[Begin INPUT]

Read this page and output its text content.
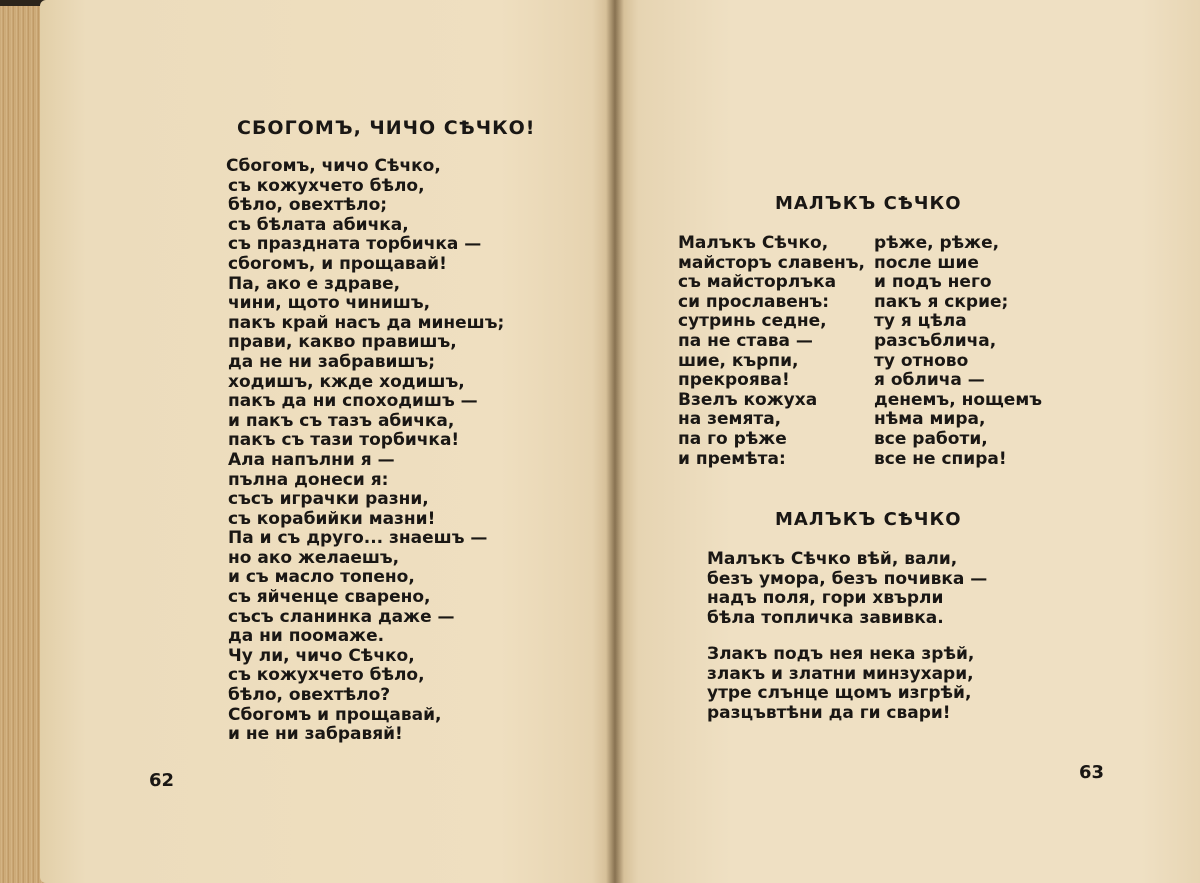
СБОГОМЪ, ЧИЧО СѢЧКО!
Сбогомъ, чичо Сѣчко,
съ кожухчето бѣло,
бѣло, овехтѣло;
съ бѣлата абичка,
съ празднатa торбичка —
сбогомъ, и прощавай!
Па, ако е здраве,
чини, щото чинишъ,
пакъ край насъ да минешъ;
прави, какво правишъ,
да не ни забравишъ;
ходишъ, кжде ходишъ,
пакъ да ни споходишъ —
и пакъ съ тазъ абичка,
пакъ съ тази торбичка!
Ала напълни я —
пълна донеси я:
съсъ играчки разни,
съ корабийки мазни!
Па и съ друго... знаешъ —
но ако желаешъ,
и съ масло топено,
съ яйченце сварено,
съсъ сланинка даже —
да ни поомаже.
Чу ли, чичо Сѣчко,
съ кожухчето бѣло,
бѣло, овехтѣло?
Сбогомъ и прощавай,
и не ни забравяй!
62
МАЛЪКЪ СѢЧКО
Малъкъ Сѣчко,
майсторъ славенъ,
съ майсторлъка
си прославенъ:
сутринь седне,
па не става —
шие, кърпи,
прекроява!
Взелъ кожуха
на земята,
па го рѣже
и премѣта:
рѣже, рѣже,
после шие
и подъ него
пакъ я скрие;
ту я цѣла
разсъблича,
ту отново
я облича —
денемъ, нощемъ
нѣма мира,
все работи,
все не спира!
МАЛЪКЪ СѢЧКО
Малъкъ Сѣчко вѣй, вали,
безъ умора, безъ почивка —
надъ поля, гори хвърли
бѣла топличка завивка.
Злакъ подъ нея нека зрѣй,
злакъ и златни минзухари,
утре слънце щомъ изгрѣй,
разцъвтѣни да ги свари!
63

[End INPUT]

*TASK DIRECTIONS*.
Reproduce the listing above exactly, excluding all pictures.

*RESPONSE*.
Read this page and output its text content.
СБОГОМЪ, ЧИЧО СѢЧКО!
Сбогомъ, чичо Сѣчко,
съ кожухчето бѣло,
бѣло, овехтѣло;
съ бѣлата абичка,
съ празднатa торбичка —
сбогомъ, и прощавай!
Па, ако е здраве,
чини, щото чинишъ,
пакъ край насъ да минешъ;
прави, какво правишъ,
да не ни забравишъ;
ходишъ, кжде ходишъ,
пакъ да ни споходишъ —
и пакъ съ тазъ абичка,
пакъ съ тази торбичка!
Ала напълни я —
пълна донеси я:
съсъ играчки разни,
съ корабийки мазни!
Па и съ друго... знаешъ —
но ако желаешъ,
и съ масло топено,
съ яйченце сварено,
съсъ сланинка даже —
да ни поомаже.
Чу ли, чичо Сѣчко,
съ кожухчето бѣло,
бѣло, овехтѣло?
Сбогомъ и прощавай,
и не ни забравяй!
62
МАЛЪКЪ СѢЧКО
Малъкъ Сѣчко,
майсторъ славенъ,
съ майсторлъка
си прославенъ:
сутринь седне,
па не става —
шие, кърпи,
прекроява!
Взелъ кожуха
на земята,
па го рѣже
и премѣта:
рѣже, рѣже,
после шие
и подъ него
пакъ я скрие;
ту я цѣла
разсъблича,
ту отново
я облича —
денемъ, нощемъ
нѣма мира,
все работи,
все не спира!
МАЛЪКЪ СѢЧКО
Малъкъ Сѣчко вѣй, вали,
безъ умора, безъ почивка —
надъ поля, гори хвърли
бѣла топличка завивка.
Злакъ подъ нея нека зрѣй,
злакъ и златни минзухари,
утре слънце щомъ изгрѣй,
разцъвтѣни да ги свари!
63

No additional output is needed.